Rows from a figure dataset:
——
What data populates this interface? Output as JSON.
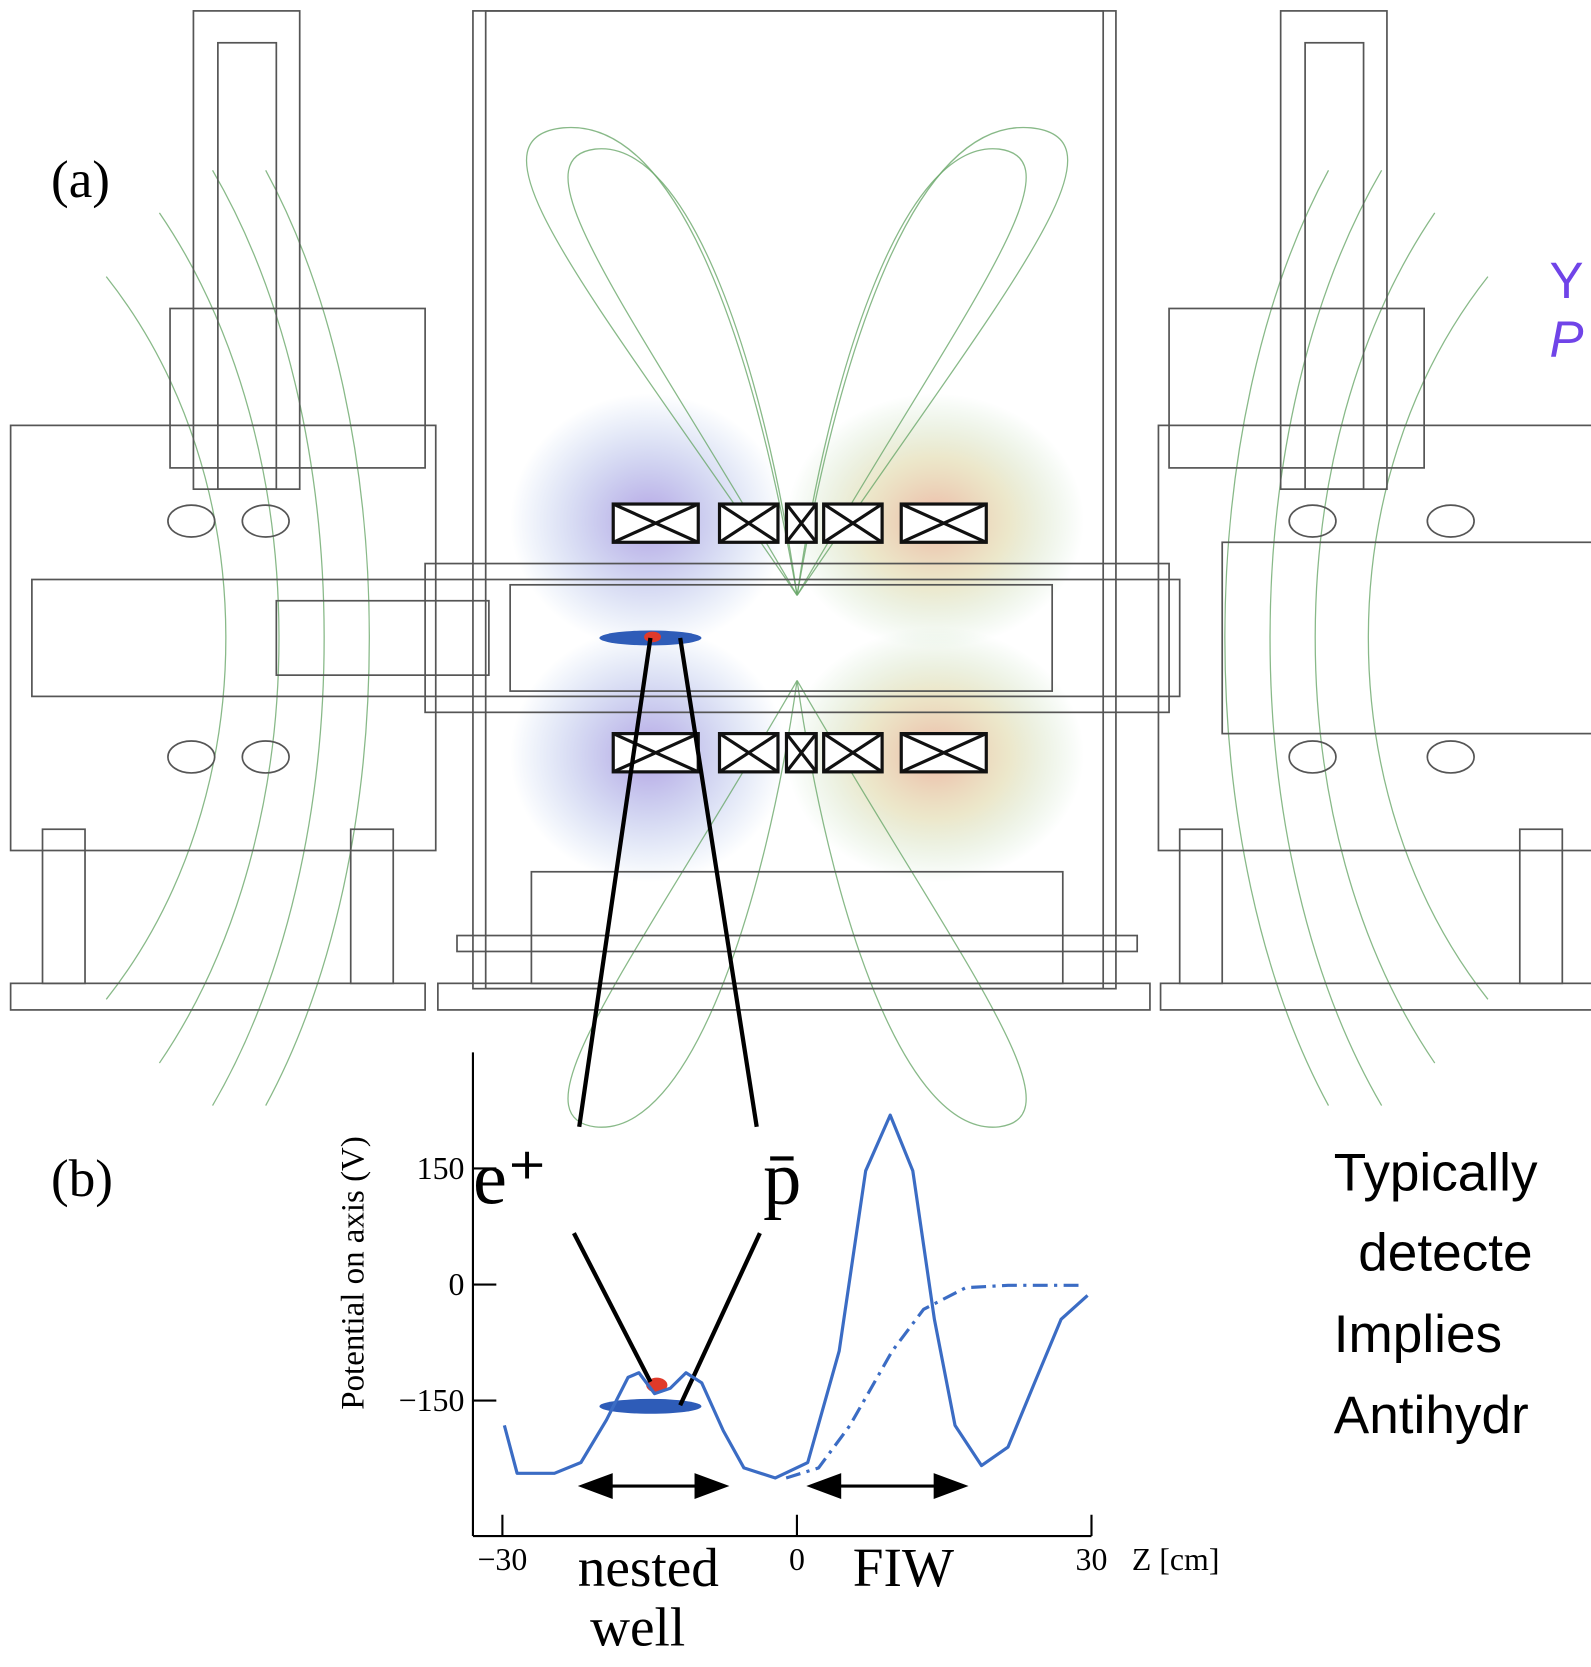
{
  "panel_labels": [
    "(a)",
    "(b)"
  ],
  "chart_data": {
    "type": "line",
    "xlabel": "Z [cm]",
    "ylabel": "Potential on axis (V)",
    "xlim": [
      -33,
      30
    ],
    "ylim": [
      -325,
      300
    ],
    "xticks": [
      {
        "value": -30,
        "label": "−30"
      },
      0,
      30
    ],
    "yticks": [
      150,
      0,
      {
        "value": -150,
        "label": "−150"
      }
    ],
    "series": [
      {
        "color": "#3b6cc4",
        "style": "solid",
        "x": [
          -29.8,
          -28.5,
          -24.7,
          -22,
          -19.4,
          -17.2,
          -16.1,
          -14.5,
          -12.9,
          -11.3,
          -9.7,
          -7.5,
          -5.4,
          -2.2,
          1.1,
          4.3,
          7,
          9.5,
          11.8,
          14,
          16.1,
          18.8,
          21.5,
          24.2,
          26.9,
          29.6
        ],
        "values": [
          -182,
          -244,
          -244,
          -230,
          -175,
          -120,
          -114,
          -141,
          -134,
          -114,
          -127,
          -189,
          -237,
          -250,
          -230,
          -86,
          147,
          219,
          147,
          -45,
          -182,
          -234,
          -210,
          -127,
          -45,
          -14
        ]
      },
      {
        "color": "#3b6cc4",
        "style": "dashdot",
        "x": [
          -1.1,
          2.2,
          5.4,
          9.7,
          12.9,
          17.2,
          21.5,
          29
        ],
        "values": [
          -250,
          -237,
          -182,
          -86,
          -32,
          -4,
          -1,
          -1
        ]
      }
    ],
    "annotations": [
      "e⁺",
      "p̄",
      "nested",
      "well",
      "FIW"
    ]
  },
  "slide_text": {
    "heading": [
      "Y",
      "P"
    ],
    "lines": [
      "Typically",
      "detecte",
      "Implies",
      "Antihydr"
    ]
  }
}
——
-- REQUIREMENT --
Pictures don't belong in the copy. Transcribe every record exactly as it appears.

-- SOLUTION BELOW --
What data populates this interface? Output as JSON.
{
  "panel_labels": [
    "(a)",
    "(b)"
  ],
  "chart_data": {
    "type": "line",
    "xlabel": "Z [cm]",
    "ylabel": "Potential on axis (V)",
    "xlim": [
      -33,
      30
    ],
    "ylim": [
      -325,
      300
    ],
    "xticks": [
      {
        "value": -30,
        "label": "−30"
      },
      0,
      30
    ],
    "yticks": [
      150,
      0,
      {
        "value": -150,
        "label": "−150"
      }
    ],
    "series": [
      {
        "color": "#3b6cc4",
        "style": "solid",
        "x": [
          -29.8,
          -28.5,
          -24.7,
          -22,
          -19.4,
          -17.2,
          -16.1,
          -14.5,
          -12.9,
          -11.3,
          -9.7,
          -7.5,
          -5.4,
          -2.2,
          1.1,
          4.3,
          7,
          9.5,
          11.8,
          14,
          16.1,
          18.8,
          21.5,
          24.2,
          26.9,
          29.6
        ],
        "values": [
          -182,
          -244,
          -244,
          -230,
          -175,
          -120,
          -114,
          -141,
          -134,
          -114,
          -127,
          -189,
          -237,
          -250,
          -230,
          -86,
          147,
          219,
          147,
          -45,
          -182,
          -234,
          -210,
          -127,
          -45,
          -14
        ]
      },
      {
        "color": "#3b6cc4",
        "style": "dashdot",
        "x": [
          -1.1,
          2.2,
          5.4,
          9.7,
          12.9,
          17.2,
          21.5,
          29
        ],
        "values": [
          -250,
          -237,
          -182,
          -86,
          -32,
          -4,
          -1,
          -1
        ]
      }
    ],
    "annotations": [
      "e⁺",
      "p̄",
      "nested",
      "well",
      "FIW"
    ]
  },
  "slide_text": {
    "heading": [
      "Y",
      "P"
    ],
    "lines": [
      "Typically",
      "detecte",
      "Implies",
      "Antihydr"
    ]
  }
}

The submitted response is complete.